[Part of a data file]
** START **
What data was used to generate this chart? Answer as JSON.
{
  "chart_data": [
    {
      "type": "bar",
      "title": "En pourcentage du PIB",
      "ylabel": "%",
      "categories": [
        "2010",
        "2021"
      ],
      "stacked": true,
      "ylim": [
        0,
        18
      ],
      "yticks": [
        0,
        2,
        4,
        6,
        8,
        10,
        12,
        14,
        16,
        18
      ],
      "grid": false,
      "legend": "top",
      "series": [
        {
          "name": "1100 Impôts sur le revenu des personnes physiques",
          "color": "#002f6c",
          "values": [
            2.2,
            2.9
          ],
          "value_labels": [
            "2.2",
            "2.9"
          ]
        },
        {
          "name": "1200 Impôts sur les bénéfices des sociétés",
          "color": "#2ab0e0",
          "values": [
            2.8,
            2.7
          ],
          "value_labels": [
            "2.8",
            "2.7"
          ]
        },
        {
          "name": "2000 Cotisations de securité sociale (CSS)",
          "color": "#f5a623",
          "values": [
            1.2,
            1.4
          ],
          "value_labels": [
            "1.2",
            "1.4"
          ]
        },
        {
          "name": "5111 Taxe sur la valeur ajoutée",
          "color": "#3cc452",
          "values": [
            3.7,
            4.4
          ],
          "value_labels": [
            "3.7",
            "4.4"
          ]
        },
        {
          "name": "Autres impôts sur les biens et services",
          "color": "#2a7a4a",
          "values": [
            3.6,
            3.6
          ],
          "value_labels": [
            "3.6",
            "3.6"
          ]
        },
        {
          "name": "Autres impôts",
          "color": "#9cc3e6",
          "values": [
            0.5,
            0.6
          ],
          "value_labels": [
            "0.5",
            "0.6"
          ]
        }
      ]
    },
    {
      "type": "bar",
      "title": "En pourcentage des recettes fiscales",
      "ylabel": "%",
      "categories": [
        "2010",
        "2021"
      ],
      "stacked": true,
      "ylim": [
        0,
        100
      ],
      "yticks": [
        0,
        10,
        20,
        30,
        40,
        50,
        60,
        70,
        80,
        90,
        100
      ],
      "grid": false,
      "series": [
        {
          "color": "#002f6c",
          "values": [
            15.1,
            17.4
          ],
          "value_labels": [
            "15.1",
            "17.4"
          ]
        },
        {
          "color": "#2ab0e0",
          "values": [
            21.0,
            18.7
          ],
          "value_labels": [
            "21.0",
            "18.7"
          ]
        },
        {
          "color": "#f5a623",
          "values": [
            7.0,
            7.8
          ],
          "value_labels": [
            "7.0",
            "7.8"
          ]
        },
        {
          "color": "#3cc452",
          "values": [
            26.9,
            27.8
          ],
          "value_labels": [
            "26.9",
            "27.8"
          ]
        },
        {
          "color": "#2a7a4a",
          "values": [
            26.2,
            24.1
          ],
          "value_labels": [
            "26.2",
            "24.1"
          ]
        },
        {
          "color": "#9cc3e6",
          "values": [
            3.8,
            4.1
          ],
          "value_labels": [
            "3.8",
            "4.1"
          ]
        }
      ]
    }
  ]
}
** END **
**WHAT THE TASK REQUIRES:** Copy, from the material above, each line in which the string "Autres" occurs.

**TASK SOLUTION:**
          "name": "Autres impôts sur les biens et services",
          "name": "Autres impôts",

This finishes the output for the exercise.